#### Given data ####
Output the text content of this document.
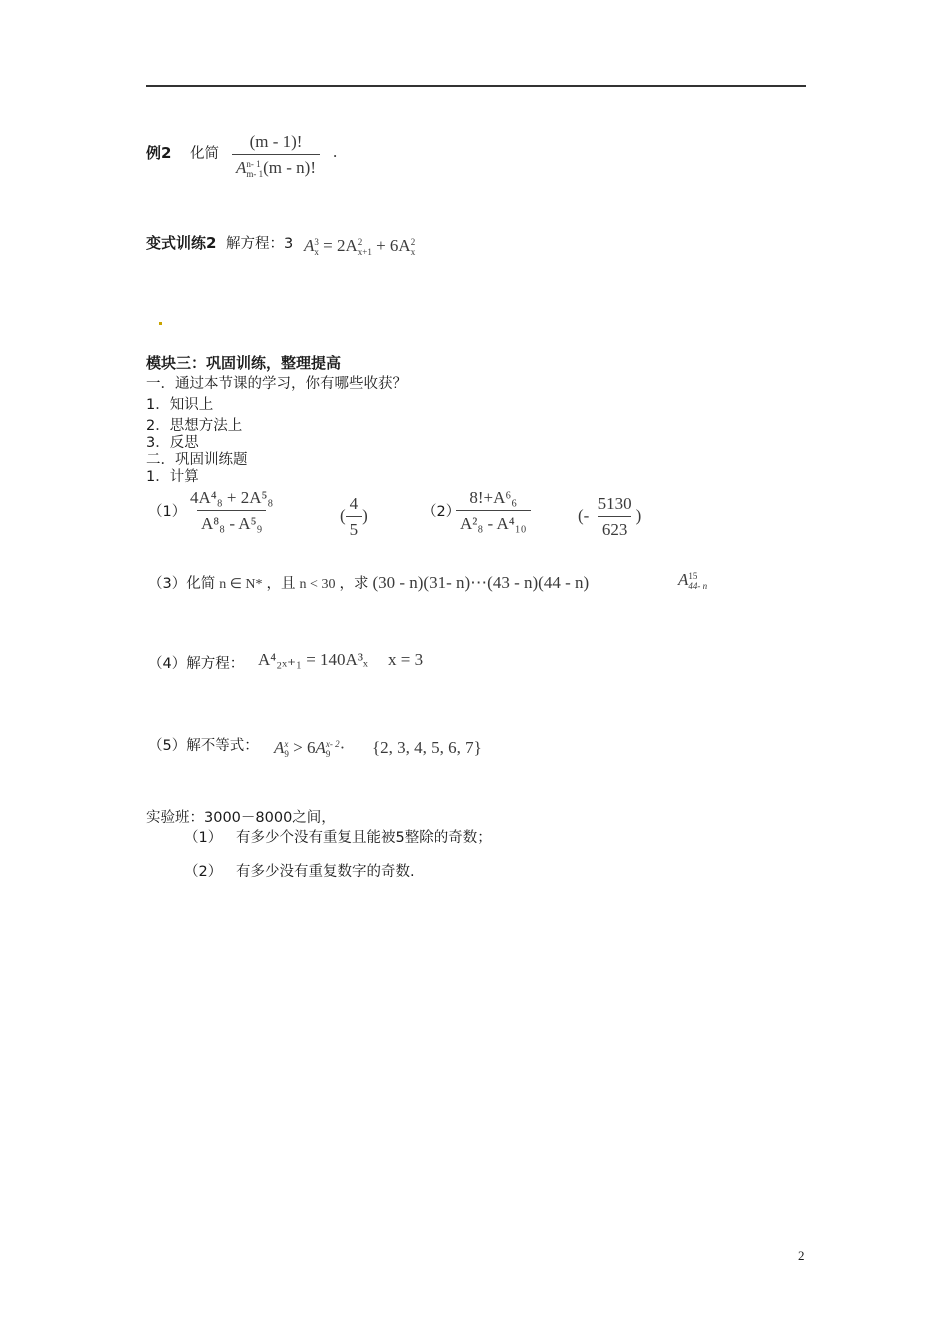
例2 化简 (m - 1)!
A n- 1
m- 1 (m - n)! .
变式训练2 解方程：3 A 3
x = 2A 2
x+1 + 6A 2
x
模块三：巩固训练，整理提高
一．通过本节课的学习，你有哪些收获？
1．知识上
2．思想方法上
3．反思
二．巩固训练题
1．计算
$(1) \frac{\text{4A⁴₈ + 2A⁵₈}}{\text{A⁸₈ - A⁵₉}}$	( $\frac{4}{5}$ )	（2）
$\frac{\text{8!+A⁶₆}}{\text{A²₈ - A⁴₁₀}}$	(- $\frac{5130}{623}$ )
（3）化简 n ∈ N* ，且 n < 30 ，求 (30 - n)(31- n)⋯(43 - n)(44 - n)	A 15
44- n
（4）解方程： A⁴₂ₓ₊₁ = 140A³ₓ x = 3
（5）解不等式： A x
9 > 6A x- 2
9 · {2, 3, 4, 5, 6, 7}
实验班：3000－8000之间，
（1） 有多少个没有重复且能被5整除的奇数；
（2） 有多少没有重复数字的奇数.
2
####
From the listing, extract all text exactly as given and drop any picture.

_Response to the exercise_
Output the text content of this document.
例2 化简 (m - 1)!
A n- 1
m- 1 (m - n)! .
变式训练2 解方程：3 A 3
x = 2A 2
x+1 + 6A 2
x
模块三：巩固训练，整理提高
一．通过本节课的学习，你有哪些收获？
1．知识上
2．思想方法上
3．反思
二．巩固训练题
1．计算
$(1) \frac{\text{4A⁴₈ + 2A⁵₈}}{\text{A⁸₈ - A⁵₉}}$	( $\frac{4}{5}$ )	（2）
$\frac{\text{8!+A⁶₆}}{\text{A²₈ - A⁴₁₀}}$	(- $\frac{5130}{623}$ )
（3）化简 n ∈ N* ，且 n < 30 ，求 (30 - n)(31- n)⋯(43 - n)(44 - n)	A 15
44- n
（4）解方程： A⁴₂ₓ₊₁ = 140A³ₓ x = 3
（5）解不等式： A x
9 > 6A x- 2
9 · {2, 3, 4, 5, 6, 7}
实验班：3000－8000之间，
（1） 有多少个没有重复且能被5整除的奇数；
（2） 有多少没有重复数字的奇数.
2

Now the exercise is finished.